Stored data entries
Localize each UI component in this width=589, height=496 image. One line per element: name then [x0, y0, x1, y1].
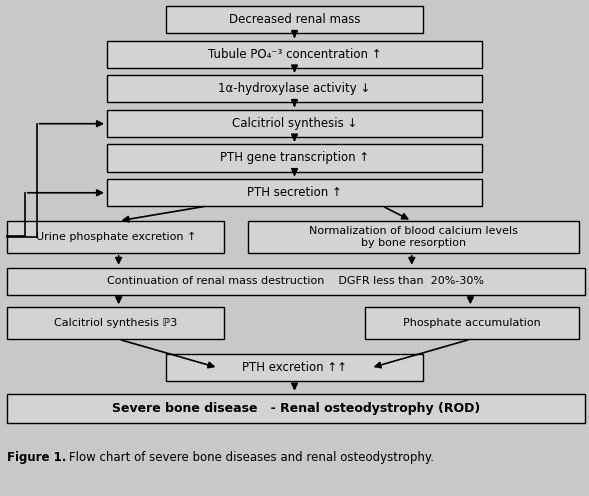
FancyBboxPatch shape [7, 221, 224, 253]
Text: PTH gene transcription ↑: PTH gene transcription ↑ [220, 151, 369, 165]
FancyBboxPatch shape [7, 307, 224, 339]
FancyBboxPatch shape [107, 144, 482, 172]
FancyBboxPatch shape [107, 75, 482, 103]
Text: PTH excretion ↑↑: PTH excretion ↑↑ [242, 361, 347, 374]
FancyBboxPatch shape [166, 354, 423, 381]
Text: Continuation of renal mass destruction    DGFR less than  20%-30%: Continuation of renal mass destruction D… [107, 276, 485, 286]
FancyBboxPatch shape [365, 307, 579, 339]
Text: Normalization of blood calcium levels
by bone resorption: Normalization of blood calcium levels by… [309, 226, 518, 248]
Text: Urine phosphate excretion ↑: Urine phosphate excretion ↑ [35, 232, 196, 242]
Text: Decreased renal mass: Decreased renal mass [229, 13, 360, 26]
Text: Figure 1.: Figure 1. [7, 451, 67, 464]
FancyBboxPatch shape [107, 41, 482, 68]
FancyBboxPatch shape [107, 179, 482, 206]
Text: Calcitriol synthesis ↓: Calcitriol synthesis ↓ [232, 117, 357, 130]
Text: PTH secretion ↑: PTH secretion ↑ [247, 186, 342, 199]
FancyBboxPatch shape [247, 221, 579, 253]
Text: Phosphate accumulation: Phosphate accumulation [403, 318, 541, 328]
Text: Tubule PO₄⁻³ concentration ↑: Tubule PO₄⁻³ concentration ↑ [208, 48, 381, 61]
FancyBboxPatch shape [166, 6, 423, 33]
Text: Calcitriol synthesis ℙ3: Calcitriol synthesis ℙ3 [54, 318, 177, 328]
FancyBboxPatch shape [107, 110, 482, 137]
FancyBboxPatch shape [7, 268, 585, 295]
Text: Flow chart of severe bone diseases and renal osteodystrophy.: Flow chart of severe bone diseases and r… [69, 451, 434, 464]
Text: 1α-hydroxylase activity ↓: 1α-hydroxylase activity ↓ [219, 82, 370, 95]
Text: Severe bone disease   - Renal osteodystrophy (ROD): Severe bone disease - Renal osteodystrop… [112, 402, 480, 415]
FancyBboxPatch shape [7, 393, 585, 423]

◆ Your assignment: Using the records above, find and show each line with the string "calcium".

◆ Response area:
Text: Normalization of blood calcium levels
by bone resorption: Normalization of blood calcium levels by… [309, 226, 518, 248]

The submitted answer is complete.